(Stored records)
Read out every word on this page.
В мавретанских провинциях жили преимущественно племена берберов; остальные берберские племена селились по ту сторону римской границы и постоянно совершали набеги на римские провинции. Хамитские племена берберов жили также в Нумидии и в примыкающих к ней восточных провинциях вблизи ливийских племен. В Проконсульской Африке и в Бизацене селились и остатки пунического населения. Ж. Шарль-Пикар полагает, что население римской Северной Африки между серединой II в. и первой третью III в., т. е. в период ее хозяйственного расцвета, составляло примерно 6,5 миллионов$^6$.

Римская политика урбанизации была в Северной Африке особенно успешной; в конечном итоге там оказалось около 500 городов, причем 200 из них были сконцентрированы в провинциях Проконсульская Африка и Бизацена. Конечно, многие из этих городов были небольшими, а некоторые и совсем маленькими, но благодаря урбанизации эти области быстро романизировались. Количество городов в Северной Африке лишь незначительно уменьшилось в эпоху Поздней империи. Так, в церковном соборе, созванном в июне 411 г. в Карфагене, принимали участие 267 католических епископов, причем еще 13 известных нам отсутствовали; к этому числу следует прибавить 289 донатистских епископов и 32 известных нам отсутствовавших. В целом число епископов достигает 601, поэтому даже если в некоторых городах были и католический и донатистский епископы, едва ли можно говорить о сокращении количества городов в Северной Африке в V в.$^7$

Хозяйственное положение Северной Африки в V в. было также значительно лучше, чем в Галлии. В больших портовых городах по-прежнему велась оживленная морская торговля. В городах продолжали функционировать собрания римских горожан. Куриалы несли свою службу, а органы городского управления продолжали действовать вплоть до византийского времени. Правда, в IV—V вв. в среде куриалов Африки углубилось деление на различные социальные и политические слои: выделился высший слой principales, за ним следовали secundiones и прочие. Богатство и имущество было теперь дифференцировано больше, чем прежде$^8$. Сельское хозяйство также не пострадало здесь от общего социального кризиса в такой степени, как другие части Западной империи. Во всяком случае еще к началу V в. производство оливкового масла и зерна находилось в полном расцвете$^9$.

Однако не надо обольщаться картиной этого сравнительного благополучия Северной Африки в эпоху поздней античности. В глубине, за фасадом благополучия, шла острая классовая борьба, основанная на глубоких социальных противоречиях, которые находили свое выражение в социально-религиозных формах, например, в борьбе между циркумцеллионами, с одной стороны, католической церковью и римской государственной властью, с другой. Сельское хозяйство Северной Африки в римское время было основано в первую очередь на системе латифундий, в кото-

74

▶ [What this task involves]
Can you reproduce all the material exactly?

▶ [Answer to the task]
Read out every word on this page.
В мавретанских провинциях жили преимущественно племена берберов; остальные берберские племена селились по ту сторону римской границы и постоянно совершали набеги на римские провинции. Хамитские племена берберов жили также в Нумидии и в примыкающих к ней восточных провинциях вблизи ливийских племен. В Проконсульской Африке и в Бизацене селились и остатки пунического населения. Ж. Шарль-Пикар полагает, что население римской Северной Африки между серединой II в. и первой третью III в., т. е. в период ее хозяйственного расцвета, составляло примерно 6,5 миллионов$^6$.

Римская политика урбанизации была в Северной Африке особенно успешной; в конечном итоге там оказалось около 500 городов, причем 200 из них были сконцентрированы в провинциях Проконсульская Африка и Бизацена. Конечно, многие из этих городов были небольшими, а некоторые и совсем маленькими, но благодаря урбанизации эти области быстро романизировались. Количество городов в Северной Африке лишь незначительно уменьшилось в эпоху Поздней империи. Так, в церковном соборе, созванном в июне 411 г. в Карфагене, принимали участие 267 католических епископов, причем еще 13 известных нам отсутствовали; к этому числу следует прибавить 289 донатистских епископов и 32 известных нам отсутствовавших. В целом число епископов достигает 601, поэтому даже если в некоторых городах были и католический и донатистский епископы, едва ли можно говорить о сокращении количества городов в Северной Африке в V в.$^7$

Хозяйственное положение Северной Африки в V в. было также значительно лучше, чем в Галлии. В больших портовых городах по-прежнему велась оживленная морская торговля. В городах продолжали функционировать собрания римских горожан. Куриалы несли свою службу, а органы городского управления продолжали действовать вплоть до византийского времени. Правда, в IV—V вв. в среде куриалов Африки углубилось деление на различные социальные и политические слои: выделился высший слой principales, за ним следовали secundiones и прочие. Богатство и имущество было теперь дифференцировано больше, чем прежде$^8$. Сельское хозяйство также не пострадало здесь от общего социального кризиса в такой степени, как другие части Западной империи. Во всяком случае еще к началу V в. производство оливкового масла и зерна находилось в полном расцвете$^9$.

Однако не надо обольщаться картиной этого сравнительного благополучия Северной Африки в эпоху поздней античности. В глубине, за фасадом благополучия, шла острая классовая борьба, основанная на глубоких социальных противоречиях, которые находили свое выражение в социально-религиозных формах, например, в борьбе между циркумцеллионами, с одной стороны, католической церковью и римской государственной властью, с другой. Сельское хозяйство Северной Африки в римское время было основано в первую очередь на системе латифундий, в кото-

74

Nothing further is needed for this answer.